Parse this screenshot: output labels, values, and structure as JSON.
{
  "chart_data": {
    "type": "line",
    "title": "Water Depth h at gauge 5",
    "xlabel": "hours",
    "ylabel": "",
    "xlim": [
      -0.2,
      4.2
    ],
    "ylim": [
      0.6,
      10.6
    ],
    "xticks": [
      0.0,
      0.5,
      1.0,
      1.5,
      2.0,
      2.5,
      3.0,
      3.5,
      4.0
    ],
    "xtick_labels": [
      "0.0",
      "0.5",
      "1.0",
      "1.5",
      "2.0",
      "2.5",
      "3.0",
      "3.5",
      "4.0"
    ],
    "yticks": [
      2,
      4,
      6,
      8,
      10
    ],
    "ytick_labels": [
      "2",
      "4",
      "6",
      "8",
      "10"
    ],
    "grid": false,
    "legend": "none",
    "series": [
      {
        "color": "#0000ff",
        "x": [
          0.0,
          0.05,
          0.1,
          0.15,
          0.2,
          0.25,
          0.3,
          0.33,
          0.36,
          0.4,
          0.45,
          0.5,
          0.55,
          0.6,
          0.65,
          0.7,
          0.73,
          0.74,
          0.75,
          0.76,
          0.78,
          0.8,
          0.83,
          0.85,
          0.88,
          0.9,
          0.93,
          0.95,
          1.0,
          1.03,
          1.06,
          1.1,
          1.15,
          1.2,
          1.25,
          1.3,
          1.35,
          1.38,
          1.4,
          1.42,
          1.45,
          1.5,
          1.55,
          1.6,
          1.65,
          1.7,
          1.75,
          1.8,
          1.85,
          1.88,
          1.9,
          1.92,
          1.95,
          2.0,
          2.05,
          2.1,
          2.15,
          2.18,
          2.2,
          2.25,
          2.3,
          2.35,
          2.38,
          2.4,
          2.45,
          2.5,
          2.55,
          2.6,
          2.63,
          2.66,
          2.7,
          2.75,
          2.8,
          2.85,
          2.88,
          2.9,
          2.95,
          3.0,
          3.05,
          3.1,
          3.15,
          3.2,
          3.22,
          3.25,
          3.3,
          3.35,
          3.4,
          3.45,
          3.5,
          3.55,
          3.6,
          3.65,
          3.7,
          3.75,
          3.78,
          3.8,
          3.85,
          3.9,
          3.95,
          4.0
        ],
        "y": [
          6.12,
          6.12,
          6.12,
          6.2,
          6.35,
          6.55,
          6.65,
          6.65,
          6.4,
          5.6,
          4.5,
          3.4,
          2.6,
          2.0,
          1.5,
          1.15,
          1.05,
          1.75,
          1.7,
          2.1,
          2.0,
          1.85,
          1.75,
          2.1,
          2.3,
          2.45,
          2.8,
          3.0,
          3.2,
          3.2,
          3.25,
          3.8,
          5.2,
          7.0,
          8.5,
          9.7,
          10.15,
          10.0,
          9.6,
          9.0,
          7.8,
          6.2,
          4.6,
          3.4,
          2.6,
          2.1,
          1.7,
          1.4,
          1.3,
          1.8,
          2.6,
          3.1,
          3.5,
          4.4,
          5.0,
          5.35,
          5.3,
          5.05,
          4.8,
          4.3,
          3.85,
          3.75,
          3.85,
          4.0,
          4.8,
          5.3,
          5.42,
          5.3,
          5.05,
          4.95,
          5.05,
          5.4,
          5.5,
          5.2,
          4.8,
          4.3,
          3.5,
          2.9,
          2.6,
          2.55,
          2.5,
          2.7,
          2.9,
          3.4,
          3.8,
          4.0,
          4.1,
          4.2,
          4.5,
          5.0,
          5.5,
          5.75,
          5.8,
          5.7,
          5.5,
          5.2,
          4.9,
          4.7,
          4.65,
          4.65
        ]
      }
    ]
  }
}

WHAT NEEDS TO BE DONE ▸ Type out all of the material again, word for word.

FULL ANSWER ▸
Parse this screenshot: output labels, values, and structure as JSON.
{
  "chart_data": {
    "type": "line",
    "title": "Water Depth h at gauge 5",
    "xlabel": "hours",
    "ylabel": "",
    "xlim": [
      -0.2,
      4.2
    ],
    "ylim": [
      0.6,
      10.6
    ],
    "xticks": [
      0.0,
      0.5,
      1.0,
      1.5,
      2.0,
      2.5,
      3.0,
      3.5,
      4.0
    ],
    "xtick_labels": [
      "0.0",
      "0.5",
      "1.0",
      "1.5",
      "2.0",
      "2.5",
      "3.0",
      "3.5",
      "4.0"
    ],
    "yticks": [
      2,
      4,
      6,
      8,
      10
    ],
    "ytick_labels": [
      "2",
      "4",
      "6",
      "8",
      "10"
    ],
    "grid": false,
    "legend": "none",
    "series": [
      {
        "color": "#0000ff",
        "x": [
          0.0,
          0.05,
          0.1,
          0.15,
          0.2,
          0.25,
          0.3,
          0.33,
          0.36,
          0.4,
          0.45,
          0.5,
          0.55,
          0.6,
          0.65,
          0.7,
          0.73,
          0.74,
          0.75,
          0.76,
          0.78,
          0.8,
          0.83,
          0.85,
          0.88,
          0.9,
          0.93,
          0.95,
          1.0,
          1.03,
          1.06,
          1.1,
          1.15,
          1.2,
          1.25,
          1.3,
          1.35,
          1.38,
          1.4,
          1.42,
          1.45,
          1.5,
          1.55,
          1.6,
          1.65,
          1.7,
          1.75,
          1.8,
          1.85,
          1.88,
          1.9,
          1.92,
          1.95,
          2.0,
          2.05,
          2.1,
          2.15,
          2.18,
          2.2,
          2.25,
          2.3,
          2.35,
          2.38,
          2.4,
          2.45,
          2.5,
          2.55,
          2.6,
          2.63,
          2.66,
          2.7,
          2.75,
          2.8,
          2.85,
          2.88,
          2.9,
          2.95,
          3.0,
          3.05,
          3.1,
          3.15,
          3.2,
          3.22,
          3.25,
          3.3,
          3.35,
          3.4,
          3.45,
          3.5,
          3.55,
          3.6,
          3.65,
          3.7,
          3.75,
          3.78,
          3.8,
          3.85,
          3.9,
          3.95,
          4.0
        ],
        "y": [
          6.12,
          6.12,
          6.12,
          6.2,
          6.35,
          6.55,
          6.65,
          6.65,
          6.4,
          5.6,
          4.5,
          3.4,
          2.6,
          2.0,
          1.5,
          1.15,
          1.05,
          1.75,
          1.7,
          2.1,
          2.0,
          1.85,
          1.75,
          2.1,
          2.3,
          2.45,
          2.8,
          3.0,
          3.2,
          3.2,
          3.25,
          3.8,
          5.2,
          7.0,
          8.5,
          9.7,
          10.15,
          10.0,
          9.6,
          9.0,
          7.8,
          6.2,
          4.6,
          3.4,
          2.6,
          2.1,
          1.7,
          1.4,
          1.3,
          1.8,
          2.6,
          3.1,
          3.5,
          4.4,
          5.0,
          5.35,
          5.3,
          5.05,
          4.8,
          4.3,
          3.85,
          3.75,
          3.85,
          4.0,
          4.8,
          5.3,
          5.42,
          5.3,
          5.05,
          4.95,
          5.05,
          5.4,
          5.5,
          5.2,
          4.8,
          4.3,
          3.5,
          2.9,
          2.6,
          2.55,
          2.5,
          2.7,
          2.9,
          3.4,
          3.8,
          4.0,
          4.1,
          4.2,
          4.5,
          5.0,
          5.5,
          5.75,
          5.8,
          5.7,
          5.5,
          5.2,
          4.9,
          4.7,
          4.65,
          4.65
        ]
      }
    ]
  }
}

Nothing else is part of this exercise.